Work to be completed: Give the data below again exactly as written, without its pictures.

* * * * *

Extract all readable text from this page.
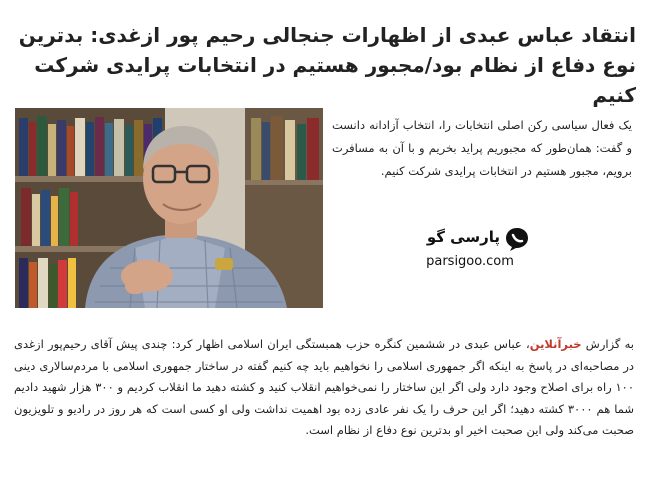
انتقاد عباس عبدی از اظهارات جنجالی رحیم پور ازغدی: بدترین نوع دفاع از نظام بود/مجبور هستیم در انتخابات پرایدی شرکت کنیم

یک فعال سیاسی رکن اصلی انتخابات را، انتخاب آزادانه دانست و گفت: همان‌طور که مجبوریم پراید بخریم و با آن به مسافرت برویم، مجبور هستیم در انتخابات پرایدی شرکت کنیم.

پارسی گو
parsigoo.com

به گزارش خبرآنلاین، عباس عبدی در ششمین کنگره حزب همبستگی ایران اسلامی اظهار کرد: چندی پیش آقای رحیم‌پور ازغدی در مصاحبه‌ای در پاسخ به اینکه اگر جمهوری اسلامی را نخواهیم باید چه کنیم گفته در ساختار جمهوری اسلامی با مردم‌سالاری دینی ۱۰۰ راه برای اصلاح وجود دارد ولی اگر این ساختار را نمی‌خواهیم انقلاب کنید و کشته دهید ما انقلاب کردیم و ۳۰۰ هزار شهید دادیم شما هم ۳۰۰۰ کشته دهید؛ اگر این حرف را یک نفر عادی زده بود اهمیت نداشت ولی او کسی است که هر روز در رادیو و تلویزیون صحبت می‌کند ولی این صحبت اخیر او بدترین نوع دفاع از نظام است.
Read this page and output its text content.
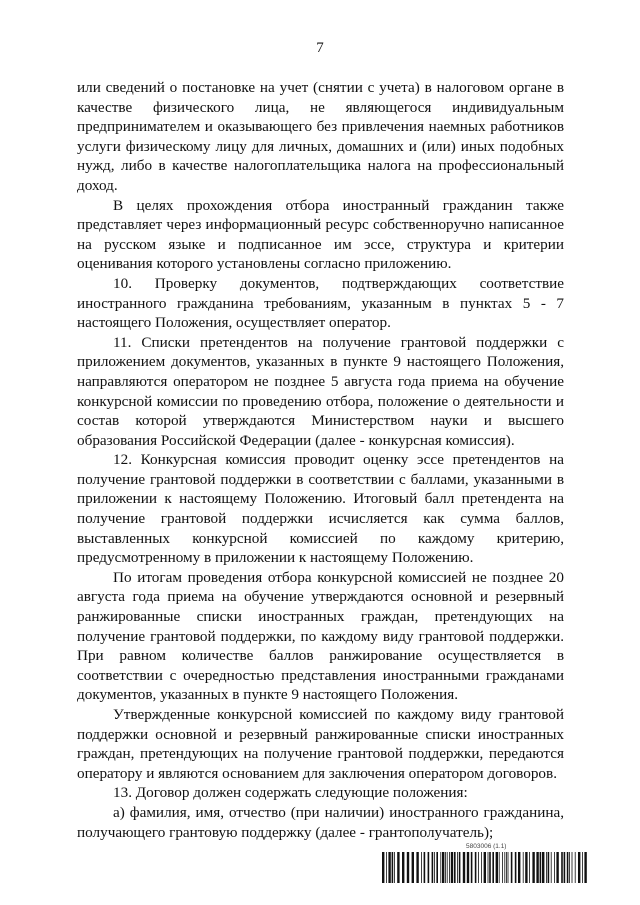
7

или сведений о постановке на учет (снятии с учета) в налоговом органе в качестве физического лица, не являющегося индивидуальным предпринимателем и оказывающего без привлечения наемных работников услуги физическому лицу для личных, домашних и (или) иных подобных нужд, либо в качестве налогоплательщика налога на профессиональный доход.

В целях прохождения отбора иностранный гражданин также представляет через информационный ресурс собственноручно написанное на русском языке и подписанное им эссе, структура и критерии оценивания которого установлены согласно приложению.

10. Проверку документов, подтверждающих соответствие иностранного гражданина требованиям, указанным в пунктах 5 - 7 настоящего Положения, осуществляет оператор.

11. Списки претендентов на получение грантовой поддержки с приложением документов, указанных в пункте 9 настоящего Положения, направляются оператором не позднее 5 августа года приема на обучение конкурсной комиссии по проведению отбора, положение о деятельности и состав которой утверждаются Министерством науки и высшего образования Российской Федерации (далее - конкурсная комиссия).

12. Конкурсная комиссия проводит оценку эссе претендентов на получение грантовой поддержки в соответствии с баллами, указанными в приложении к настоящему Положению. Итоговый балл претендента на получение грантовой поддержки исчисляется как сумма баллов, выставленных конкурсной комиссией по каждому критерию, предусмотренному в приложении к настоящему Положению.

По итогам проведения отбора конкурсной комиссией не позднее 20 августа года приема на обучение утверждаются основной и резервный ранжированные списки иностранных граждан, претендующих на получение грантовой поддержки, по каждому виду грантовой поддержки. При равном количестве баллов ранжирование осуществляется в соответствии с очередностью представления иностранными гражданами документов, указанных в пункте 9 настоящего Положения.

Утвержденные конкурсной комиссией по каждому виду грантовой поддержки основной и резервный ранжированные списки иностранных граждан, претендующих на получение грантовой поддержки, передаются оператору и являются основанием для заключения оператором договоров.

13. Договор должен содержать следующие положения:

а) фамилия, имя, отчество (при наличии) иностранного гражданина, получающего грантовую поддержку (далее - грантополучатель);

5803006 (1.1)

* * * * *

Solution:
Extract all readable text from this page.
انتقاد عباس عبدی از اظهارات جنجالی رحیم پور ازغدی: بدترین نوع دفاع از نظام بود/مجبور هستیم در انتخابات پرایدی شرکت کنیم

یک فعال سیاسی رکن اصلی انتخابات را، انتخاب آزادانه دانست و گفت: همان‌طور که مجبوریم پراید بخریم و با آن به مسافرت برویم، مجبور هستیم در انتخابات پرایدی شرکت کنیم.

پارسی گو
parsigoo.com

به گزارش خبرآنلاین، عباس عبدی در ششمین کنگره حزب همبستگی ایران اسلامی اظهار کرد: چندی پیش آقای رحیم‌پور ازغدی در مصاحبه‌ای در پاسخ به اینکه اگر جمهوری اسلامی را نخواهیم باید چه کنیم گفته در ساختار جمهوری اسلامی با مردم‌سالاری دینی ۱۰۰ راه برای اصلاح وجود دارد ولی اگر این ساختار را نمی‌خواهیم انقلاب کنید و کشته دهید ما انقلاب کردیم و ۳۰۰ هزار شهید دادیم شما هم ۳۰۰۰ کشته دهید؛ اگر این حرف را یک نفر عادی زده بود اهمیت نداشت ولی او کسی است که هر روز در رادیو و تلویزیون صحبت می‌کند ولی این صحبت اخیر او بدترین نوع دفاع از نظام است.
Read this page and output its text content.
7

или сведений о постановке на учет (снятии с учета) в налоговом органе в качестве физического лица, не являющегося индивидуальным предпринимателем и оказывающего без привлечения наемных работников услуги физическому лицу для личных, домашних и (или) иных подобных нужд, либо в качестве налогоплательщика налога на профессиональный доход.

В целях прохождения отбора иностранный гражданин также представляет через информационный ресурс собственноручно написанное на русском языке и подписанное им эссе, структура и критерии оценивания которого установлены согласно приложению.

10. Проверку документов, подтверждающих соответствие иностранного гражданина требованиям, указанным в пунктах 5 - 7 настоящего Положения, осуществляет оператор.

11. Списки претендентов на получение грантовой поддержки с приложением документов, указанных в пункте 9 настоящего Положения, направляются оператором не позднее 5 августа года приема на обучение конкурсной комиссии по проведению отбора, положение о деятельности и состав которой утверждаются Министерством науки и высшего образования Российской Федерации (далее - конкурсная комиссия).

12. Конкурсная комиссия проводит оценку эссе претендентов на получение грантовой поддержки в соответствии с баллами, указанными в приложении к настоящему Положению. Итоговый балл претендента на получение грантовой поддержки исчисляется как сумма баллов, выставленных конкурсной комиссией по каждому критерию, предусмотренному в приложении к настоящему Положению.

По итогам проведения отбора конкурсной комиссией не позднее 20 августа года приема на обучение утверждаются основной и резервный ранжированные списки иностранных граждан, претендующих на получение грантовой поддержки, по каждому виду грантовой поддержки. При равном количестве баллов ранжирование осуществляется в соответствии с очередностью представления иностранными гражданами документов, указанных в пункте 9 настоящего Положения.

Утвержденные конкурсной комиссией по каждому виду грантовой поддержки основной и резервный ранжированные списки иностранных граждан, претендующих на получение грантовой поддержки, передаются оператору и являются основанием для заключения оператором договоров.

13. Договор должен содержать следующие положения:

а) фамилия, имя, отчество (при наличии) иностранного гражданина, получающего грантовую поддержку (далее - грантополучатель);

5803006 (1.1)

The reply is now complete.